### Stated problem
Copy out every line of the material below without changing anything.

### Element boundary records
+ + + +
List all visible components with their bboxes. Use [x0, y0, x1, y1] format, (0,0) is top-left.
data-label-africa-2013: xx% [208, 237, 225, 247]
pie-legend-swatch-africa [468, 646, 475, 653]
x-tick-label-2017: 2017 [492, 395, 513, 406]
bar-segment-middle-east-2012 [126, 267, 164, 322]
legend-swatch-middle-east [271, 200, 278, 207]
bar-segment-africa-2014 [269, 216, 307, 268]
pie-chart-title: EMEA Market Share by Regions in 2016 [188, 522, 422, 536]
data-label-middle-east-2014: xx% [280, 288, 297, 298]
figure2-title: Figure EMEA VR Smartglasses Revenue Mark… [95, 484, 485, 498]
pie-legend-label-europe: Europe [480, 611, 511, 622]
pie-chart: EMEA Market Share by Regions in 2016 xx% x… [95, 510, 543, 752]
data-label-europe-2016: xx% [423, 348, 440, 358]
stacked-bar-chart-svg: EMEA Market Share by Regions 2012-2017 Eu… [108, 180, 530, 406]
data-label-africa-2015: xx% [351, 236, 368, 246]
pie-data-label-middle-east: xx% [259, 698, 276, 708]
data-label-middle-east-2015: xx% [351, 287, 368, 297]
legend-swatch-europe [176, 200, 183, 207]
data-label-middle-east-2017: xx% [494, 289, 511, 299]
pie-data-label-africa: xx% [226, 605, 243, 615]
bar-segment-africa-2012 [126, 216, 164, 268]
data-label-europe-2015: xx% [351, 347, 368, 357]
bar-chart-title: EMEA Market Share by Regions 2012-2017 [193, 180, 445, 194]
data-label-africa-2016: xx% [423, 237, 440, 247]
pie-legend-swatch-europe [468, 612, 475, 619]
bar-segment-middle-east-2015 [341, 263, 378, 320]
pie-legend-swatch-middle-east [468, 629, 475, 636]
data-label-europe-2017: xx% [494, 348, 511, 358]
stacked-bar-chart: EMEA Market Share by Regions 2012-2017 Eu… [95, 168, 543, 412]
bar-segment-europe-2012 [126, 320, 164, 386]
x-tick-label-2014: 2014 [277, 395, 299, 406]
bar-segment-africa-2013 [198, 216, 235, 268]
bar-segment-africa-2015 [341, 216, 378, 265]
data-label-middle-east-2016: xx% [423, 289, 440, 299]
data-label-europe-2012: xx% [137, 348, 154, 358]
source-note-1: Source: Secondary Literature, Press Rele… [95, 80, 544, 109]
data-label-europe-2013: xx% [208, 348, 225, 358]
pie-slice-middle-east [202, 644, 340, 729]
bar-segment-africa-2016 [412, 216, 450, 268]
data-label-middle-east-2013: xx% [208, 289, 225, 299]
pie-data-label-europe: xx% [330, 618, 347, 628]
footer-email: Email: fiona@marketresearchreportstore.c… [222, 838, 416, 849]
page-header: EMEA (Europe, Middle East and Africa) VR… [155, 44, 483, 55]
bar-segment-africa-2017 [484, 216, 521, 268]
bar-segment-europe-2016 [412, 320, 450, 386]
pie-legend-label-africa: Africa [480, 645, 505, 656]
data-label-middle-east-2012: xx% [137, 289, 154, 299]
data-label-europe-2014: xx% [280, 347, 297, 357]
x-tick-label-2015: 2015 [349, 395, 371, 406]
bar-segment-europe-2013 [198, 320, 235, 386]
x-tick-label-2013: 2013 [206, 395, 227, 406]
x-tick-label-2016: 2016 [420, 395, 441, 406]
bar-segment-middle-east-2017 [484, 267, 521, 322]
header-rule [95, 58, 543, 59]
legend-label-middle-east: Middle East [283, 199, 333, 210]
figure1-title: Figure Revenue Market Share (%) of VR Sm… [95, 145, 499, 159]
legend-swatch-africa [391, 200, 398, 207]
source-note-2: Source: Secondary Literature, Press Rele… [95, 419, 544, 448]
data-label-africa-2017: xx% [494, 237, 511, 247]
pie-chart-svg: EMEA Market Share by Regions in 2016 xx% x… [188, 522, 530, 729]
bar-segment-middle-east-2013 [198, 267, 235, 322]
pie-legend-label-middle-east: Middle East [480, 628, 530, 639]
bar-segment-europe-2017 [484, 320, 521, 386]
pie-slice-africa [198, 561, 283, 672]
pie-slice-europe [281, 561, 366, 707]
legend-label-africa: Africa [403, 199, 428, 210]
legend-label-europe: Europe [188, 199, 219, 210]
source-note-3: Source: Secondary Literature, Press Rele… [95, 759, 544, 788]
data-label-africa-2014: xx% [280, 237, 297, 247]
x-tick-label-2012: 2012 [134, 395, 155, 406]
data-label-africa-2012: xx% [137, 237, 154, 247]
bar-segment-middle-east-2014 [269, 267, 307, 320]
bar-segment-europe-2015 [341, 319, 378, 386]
+ + + +
### The reply
List all visible components with their bboxes. Use [x0, y0, x1, y1] format, (0,0) is top-left.
data-label-africa-2013: xx% [208, 237, 225, 247]
pie-legend-swatch-africa [468, 646, 475, 653]
x-tick-label-2017: 2017 [492, 395, 513, 406]
bar-segment-middle-east-2012 [126, 267, 164, 322]
legend-swatch-middle-east [271, 200, 278, 207]
bar-segment-africa-2014 [269, 216, 307, 268]
pie-chart-title: EMEA Market Share by Regions in 2016 [188, 522, 422, 536]
data-label-middle-east-2014: xx% [280, 288, 297, 298]
figure2-title: Figure EMEA VR Smartglasses Revenue Mark… [95, 484, 485, 498]
pie-legend-label-europe: Europe [480, 611, 511, 622]
pie-chart: EMEA Market Share by Regions in 2016 xx% x… [95, 510, 543, 752]
data-label-europe-2016: xx% [423, 348, 440, 358]
stacked-bar-chart-svg: EMEA Market Share by Regions 2012-2017 Eu… [108, 180, 530, 406]
data-label-africa-2015: xx% [351, 236, 368, 246]
pie-data-label-middle-east: xx% [259, 698, 276, 708]
data-label-middle-east-2015: xx% [351, 287, 368, 297]
legend-swatch-europe [176, 200, 183, 207]
data-label-middle-east-2017: xx% [494, 289, 511, 299]
pie-data-label-africa: xx% [226, 605, 243, 615]
bar-segment-africa-2012 [126, 216, 164, 268]
data-label-europe-2015: xx% [351, 347, 368, 357]
bar-chart-title: EMEA Market Share by Regions 2012-2017 [193, 180, 445, 194]
data-label-africa-2016: xx% [423, 237, 440, 247]
pie-legend-swatch-europe [468, 612, 475, 619]
bar-segment-middle-east-2015 [341, 263, 378, 320]
pie-legend-swatch-middle-east [468, 629, 475, 636]
data-label-europe-2017: xx% [494, 348, 511, 358]
stacked-bar-chart: EMEA Market Share by Regions 2012-2017 Eu… [95, 168, 543, 412]
bar-segment-europe-2012 [126, 320, 164, 386]
x-tick-label-2014: 2014 [277, 395, 299, 406]
bar-segment-africa-2013 [198, 216, 235, 268]
bar-segment-africa-2015 [341, 216, 378, 265]
data-label-middle-east-2016: xx% [423, 289, 440, 299]
data-label-europe-2012: xx% [137, 348, 154, 358]
source-note-1: Source: Secondary Literature, Press Rele… [95, 80, 544, 109]
data-label-europe-2013: xx% [208, 348, 225, 358]
pie-slice-middle-east [202, 644, 340, 729]
bar-segment-africa-2016 [412, 216, 450, 268]
data-label-middle-east-2013: xx% [208, 289, 225, 299]
pie-data-label-europe: xx% [330, 618, 347, 628]
footer-email: Email: fiona@marketresearchreportstore.c… [222, 838, 416, 849]
page-header: EMEA (Europe, Middle East and Africa) VR… [155, 44, 483, 55]
bar-segment-africa-2017 [484, 216, 521, 268]
bar-segment-europe-2016 [412, 320, 450, 386]
pie-legend-label-africa: Africa [480, 645, 505, 656]
data-label-middle-east-2012: xx% [137, 289, 154, 299]
data-label-europe-2014: xx% [280, 347, 297, 357]
x-tick-label-2015: 2015 [349, 395, 371, 406]
bar-segment-europe-2013 [198, 320, 235, 386]
x-tick-label-2013: 2013 [206, 395, 227, 406]
x-tick-label-2016: 2016 [420, 395, 441, 406]
bar-segment-middle-east-2017 [484, 267, 521, 322]
header-rule [95, 58, 543, 59]
legend-label-middle-east: Middle East [283, 199, 333, 210]
figure1-title: Figure Revenue Market Share (%) of VR Sm… [95, 145, 499, 159]
legend-swatch-africa [391, 200, 398, 207]
source-note-2: Source: Secondary Literature, Press Rele… [95, 419, 544, 448]
data-label-africa-2017: xx% [494, 237, 511, 247]
pie-chart-svg: EMEA Market Share by Regions in 2016 xx% x… [188, 522, 530, 729]
bar-segment-middle-east-2013 [198, 267, 235, 322]
pie-legend-label-middle-east: Middle East [480, 628, 530, 639]
bar-segment-europe-2017 [484, 320, 521, 386]
pie-slice-africa [198, 561, 283, 672]
pie-slice-europe [281, 561, 366, 707]
legend-label-africa: Africa [403, 199, 428, 210]
legend-label-europe: Europe [188, 199, 219, 210]
source-note-3: Source: Secondary Literature, Press Rele… [95, 759, 544, 788]
data-label-africa-2014: xx% [280, 237, 297, 247]
x-tick-label-2012: 2012 [134, 395, 155, 406]
data-label-africa-2012: xx% [137, 237, 154, 247]
bar-segment-middle-east-2014 [269, 267, 307, 320]
bar-segment-europe-2015 [341, 319, 378, 386]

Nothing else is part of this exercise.